-- begin INPUT DATA --

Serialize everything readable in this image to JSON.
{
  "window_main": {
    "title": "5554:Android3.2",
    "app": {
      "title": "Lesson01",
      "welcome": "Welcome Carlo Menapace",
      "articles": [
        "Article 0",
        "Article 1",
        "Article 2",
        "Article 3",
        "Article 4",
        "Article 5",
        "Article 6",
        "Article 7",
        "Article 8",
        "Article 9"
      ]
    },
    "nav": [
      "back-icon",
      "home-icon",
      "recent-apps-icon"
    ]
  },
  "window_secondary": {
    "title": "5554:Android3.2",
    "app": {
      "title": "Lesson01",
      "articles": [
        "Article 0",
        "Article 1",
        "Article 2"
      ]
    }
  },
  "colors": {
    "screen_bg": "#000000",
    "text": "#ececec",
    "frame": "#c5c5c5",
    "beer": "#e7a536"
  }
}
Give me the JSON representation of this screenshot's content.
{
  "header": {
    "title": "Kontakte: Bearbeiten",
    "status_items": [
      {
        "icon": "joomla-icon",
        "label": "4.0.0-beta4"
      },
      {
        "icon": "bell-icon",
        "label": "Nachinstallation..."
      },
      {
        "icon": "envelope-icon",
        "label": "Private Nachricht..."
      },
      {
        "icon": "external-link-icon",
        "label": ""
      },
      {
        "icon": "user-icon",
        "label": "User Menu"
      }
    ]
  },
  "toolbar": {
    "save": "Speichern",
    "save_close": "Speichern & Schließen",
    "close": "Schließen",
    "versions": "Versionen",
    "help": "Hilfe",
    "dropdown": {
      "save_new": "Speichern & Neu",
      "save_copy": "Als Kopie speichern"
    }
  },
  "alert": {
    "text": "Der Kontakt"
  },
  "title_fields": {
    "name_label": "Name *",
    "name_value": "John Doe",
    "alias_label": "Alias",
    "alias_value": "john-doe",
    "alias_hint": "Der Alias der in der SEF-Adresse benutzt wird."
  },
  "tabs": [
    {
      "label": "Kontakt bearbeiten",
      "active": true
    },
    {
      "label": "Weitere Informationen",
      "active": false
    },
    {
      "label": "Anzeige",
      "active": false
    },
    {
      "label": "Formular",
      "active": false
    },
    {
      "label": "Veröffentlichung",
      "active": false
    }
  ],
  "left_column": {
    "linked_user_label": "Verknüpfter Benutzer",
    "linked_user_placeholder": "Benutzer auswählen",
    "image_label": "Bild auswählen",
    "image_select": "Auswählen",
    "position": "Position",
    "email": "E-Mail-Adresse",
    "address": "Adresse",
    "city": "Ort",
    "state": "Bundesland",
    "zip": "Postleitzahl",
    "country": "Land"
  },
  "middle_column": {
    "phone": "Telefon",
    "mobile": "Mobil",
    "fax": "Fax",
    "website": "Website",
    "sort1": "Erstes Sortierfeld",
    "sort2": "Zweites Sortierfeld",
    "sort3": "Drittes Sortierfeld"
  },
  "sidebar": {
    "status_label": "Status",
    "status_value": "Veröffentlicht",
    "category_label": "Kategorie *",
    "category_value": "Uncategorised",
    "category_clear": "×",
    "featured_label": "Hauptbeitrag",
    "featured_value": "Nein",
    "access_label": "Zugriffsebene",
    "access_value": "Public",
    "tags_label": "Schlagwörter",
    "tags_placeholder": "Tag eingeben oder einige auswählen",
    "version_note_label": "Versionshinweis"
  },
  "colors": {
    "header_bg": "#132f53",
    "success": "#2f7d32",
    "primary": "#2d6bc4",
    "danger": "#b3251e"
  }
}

-- end INPUT DATA --

▸ TO BE DONE:
All the data must be duplicated exactly, with nothing added or removed.

▸ CORRECT RESULT:
Serialize everything readable in this image to JSON.
{
  "window_main": {
    "title": "5554:Android3.2",
    "app": {
      "title": "Lesson01",
      "welcome": "Welcome Carlo Menapace",
      "articles": [
        "Article 0",
        "Article 1",
        "Article 2",
        "Article 3",
        "Article 4",
        "Article 5",
        "Article 6",
        "Article 7",
        "Article 8",
        "Article 9"
      ]
    },
    "nav": [
      "back-icon",
      "home-icon",
      "recent-apps-icon"
    ]
  },
  "window_secondary": {
    "title": "5554:Android3.2",
    "app": {
      "title": "Lesson01",
      "articles": [
        "Article 0",
        "Article 1",
        "Article 2"
      ]
    }
  },
  "colors": {
    "screen_bg": "#000000",
    "text": "#ececec",
    "frame": "#c5c5c5",
    "beer": "#e7a536"
  }
}
Give me the JSON representation of this screenshot's content.
{
  "header": {
    "title": "Kontakte: Bearbeiten",
    "status_items": [
      {
        "icon": "joomla-icon",
        "label": "4.0.0-beta4"
      },
      {
        "icon": "bell-icon",
        "label": "Nachinstallation..."
      },
      {
        "icon": "envelope-icon",
        "label": "Private Nachricht..."
      },
      {
        "icon": "external-link-icon",
        "label": ""
      },
      {
        "icon": "user-icon",
        "label": "User Menu"
      }
    ]
  },
  "toolbar": {
    "save": "Speichern",
    "save_close": "Speichern & Schließen",
    "close": "Schließen",
    "versions": "Versionen",
    "help": "Hilfe",
    "dropdown": {
      "save_new": "Speichern & Neu",
      "save_copy": "Als Kopie speichern"
    }
  },
  "alert": {
    "text": "Der Kontakt"
  },
  "title_fields": {
    "name_label": "Name *",
    "name_value": "John Doe",
    "alias_label": "Alias",
    "alias_value": "john-doe",
    "alias_hint": "Der Alias der in der SEF-Adresse benutzt wird."
  },
  "tabs": [
    {
      "label": "Kontakt bearbeiten",
      "active": true
    },
    {
      "label": "Weitere Informationen",
      "active": false
    },
    {
      "label": "Anzeige",
      "active": false
    },
    {
      "label": "Formular",
      "active": false
    },
    {
      "label": "Veröffentlichung",
      "active": false
    }
  ],
  "left_column": {
    "linked_user_label": "Verknüpfter Benutzer",
    "linked_user_placeholder": "Benutzer auswählen",
    "image_label": "Bild auswählen",
    "image_select": "Auswählen",
    "position": "Position",
    "email": "E-Mail-Adresse",
    "address": "Adresse",
    "city": "Ort",
    "state": "Bundesland",
    "zip": "Postleitzahl",
    "country": "Land"
  },
  "middle_column": {
    "phone": "Telefon",
    "mobile": "Mobil",
    "fax": "Fax",
    "website": "Website",
    "sort1": "Erstes Sortierfeld",
    "sort2": "Zweites Sortierfeld",
    "sort3": "Drittes Sortierfeld"
  },
  "sidebar": {
    "status_label": "Status",
    "status_value": "Veröffentlicht",
    "category_label": "Kategorie *",
    "category_value": "Uncategorised",
    "category_clear": "×",
    "featured_label": "Hauptbeitrag",
    "featured_value": "Nein",
    "access_label": "Zugriffsebene",
    "access_value": "Public",
    "tags_label": "Schlagwörter",
    "tags_placeholder": "Tag eingeben oder einige auswählen",
    "version_note_label": "Versionshinweis"
  },
  "colors": {
    "header_bg": "#132f53",
    "success": "#2f7d32",
    "primary": "#2d6bc4",
    "danger": "#b3251e"
  }
}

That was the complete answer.